Could you repeat the records below exactly, leaving out any pictures?
* START Information shown *
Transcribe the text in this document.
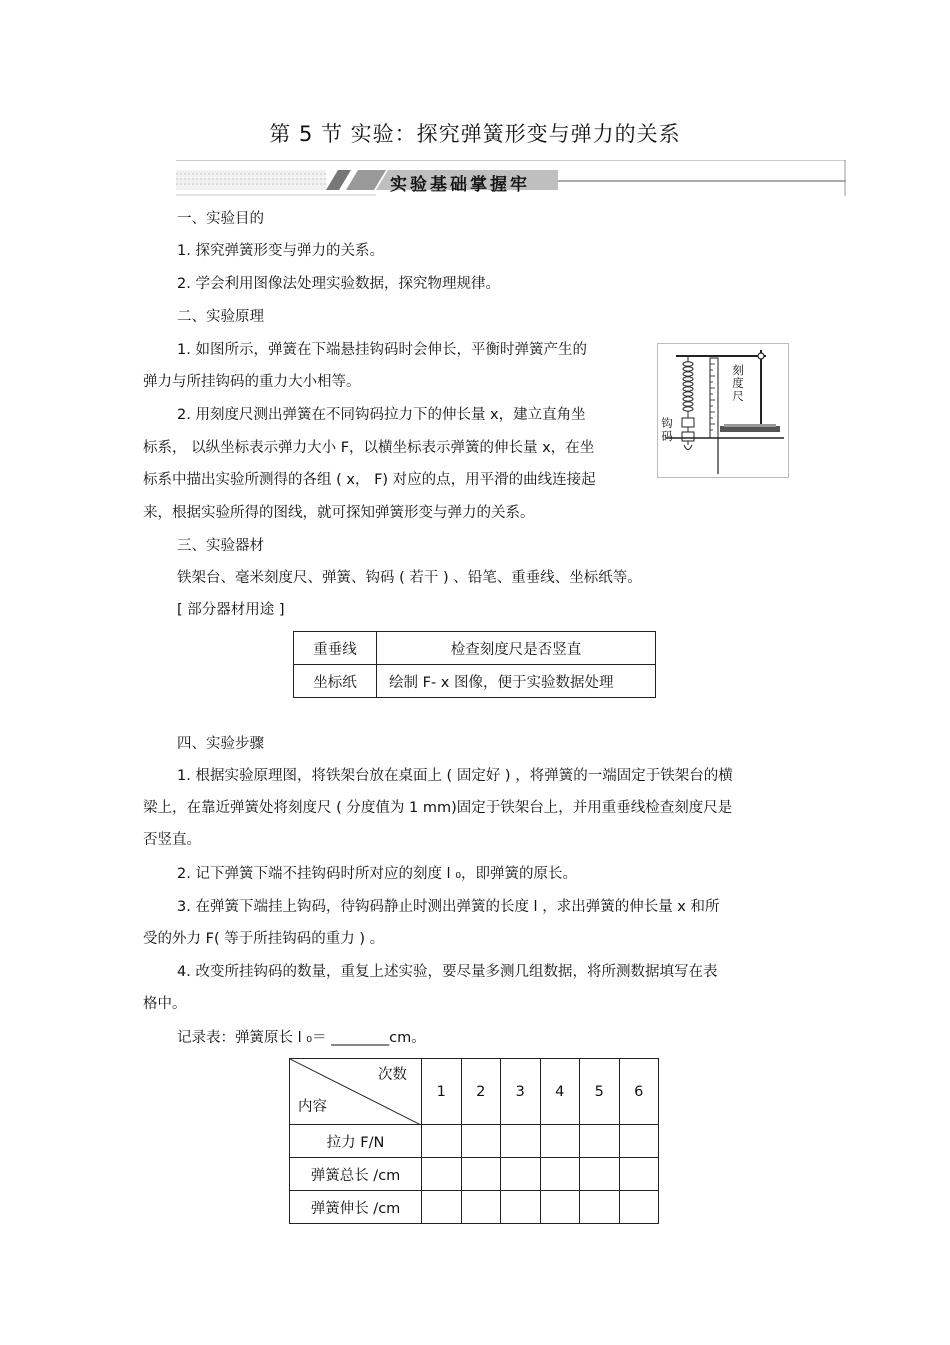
第 5 节 实验：探究弹簧形变与弹力的关系
实验基础掌握牢
一、实验目的
1. 探究弹簧形变与弹力的关系。
2. 学会利用图像法处理实验数据，探究物理规律。
二、实验原理
1. 如图所示，弹簧在下端悬挂钩码时会伸长，平衡时弹簧产生的
弹力与所挂钩码的重力大小相等。
2. 用刻度尺测出弹簧在不同钩码拉力下的伸长量 x，建立直角坐
标系， 以纵坐标表示弹力大小 F，以横坐标表示弹簧的伸长量 x，在坐
标系中描出实验所测得的各组 ( x， F) 对应的点，用平滑的曲线连接起
来，根据实验所得的图线，就可探知弹簧形变与弹力的关系。
刻度尺
钩码
三、实验器材
铁架台、毫米刻度尺、弹簧、钩码 ( 若干 ) 、铅笔、重垂线、坐标纸等。
[ 部分器材用途 ]
重垂线	检查刻度尺是否竖直
坐标纸	绘制 F- x 图像，便于实验数据处理
四、实验步骤
1. 根据实验原理图，将铁架台放在桌面上 ( 固定好 ) ，将弹簧的一端固定于铁架台的横
梁上，在靠近弹簧处将刻度尺 ( 分度值为 1 mm)固定于铁架台上，并用重垂线检查刻度尺是
否竖直。
2. 记下弹簧下端不挂钩码时所对应的刻度 l ₀，即弹簧的原长。
3. 在弹簧下端挂上钩码，待钩码静止时测出弹簧的长度 l ，求出弹簧的伸长量 x 和所
受的外力 F( 等于所挂钩码的重力 ) 。
4. 改变所挂钩码的数量，重复上述实验，要尽量多测几组数据，将所测数据填写在表
格中。
记录表：弹簧原长 l ₀＝ ________cm。
次数
内容	1	2	3	4	5	6
拉力 F/N						
弹簧总长 /cm						
弹簧伸长 /cm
* END Information shown *
Result for this exercise —
Transcribe the text in this document.
第 5 节 实验：探究弹簧形变与弹力的关系
实验基础掌握牢
一、实验目的
1. 探究弹簧形变与弹力的关系。
2. 学会利用图像法处理实验数据，探究物理规律。
二、实验原理
1. 如图所示，弹簧在下端悬挂钩码时会伸长，平衡时弹簧产生的
弹力与所挂钩码的重力大小相等。
2. 用刻度尺测出弹簧在不同钩码拉力下的伸长量 x，建立直角坐
标系， 以纵坐标表示弹力大小 F，以横坐标表示弹簧的伸长量 x，在坐
标系中描出实验所测得的各组 ( x， F) 对应的点，用平滑的曲线连接起
来，根据实验所得的图线，就可探知弹簧形变与弹力的关系。
刻度尺
钩码
三、实验器材
铁架台、毫米刻度尺、弹簧、钩码 ( 若干 ) 、铅笔、重垂线、坐标纸等。
[ 部分器材用途 ]
重垂线	检查刻度尺是否竖直
坐标纸	绘制 F- x 图像，便于实验数据处理
四、实验步骤
1. 根据实验原理图，将铁架台放在桌面上 ( 固定好 ) ，将弹簧的一端固定于铁架台的横
梁上，在靠近弹簧处将刻度尺 ( 分度值为 1 mm)固定于铁架台上，并用重垂线检查刻度尺是
否竖直。
2. 记下弹簧下端不挂钩码时所对应的刻度 l ₀，即弹簧的原长。
3. 在弹簧下端挂上钩码，待钩码静止时测出弹簧的长度 l ，求出弹簧的伸长量 x 和所
受的外力 F( 等于所挂钩码的重力 ) 。
4. 改变所挂钩码的数量，重复上述实验，要尽量多测几组数据，将所测数据填写在表
格中。
记录表：弹簧原长 l ₀＝ ________cm。
次数
内容	1	2	3	4	5	6
拉力 F/N						
弹簧总长 /cm						
弹簧伸长 /cm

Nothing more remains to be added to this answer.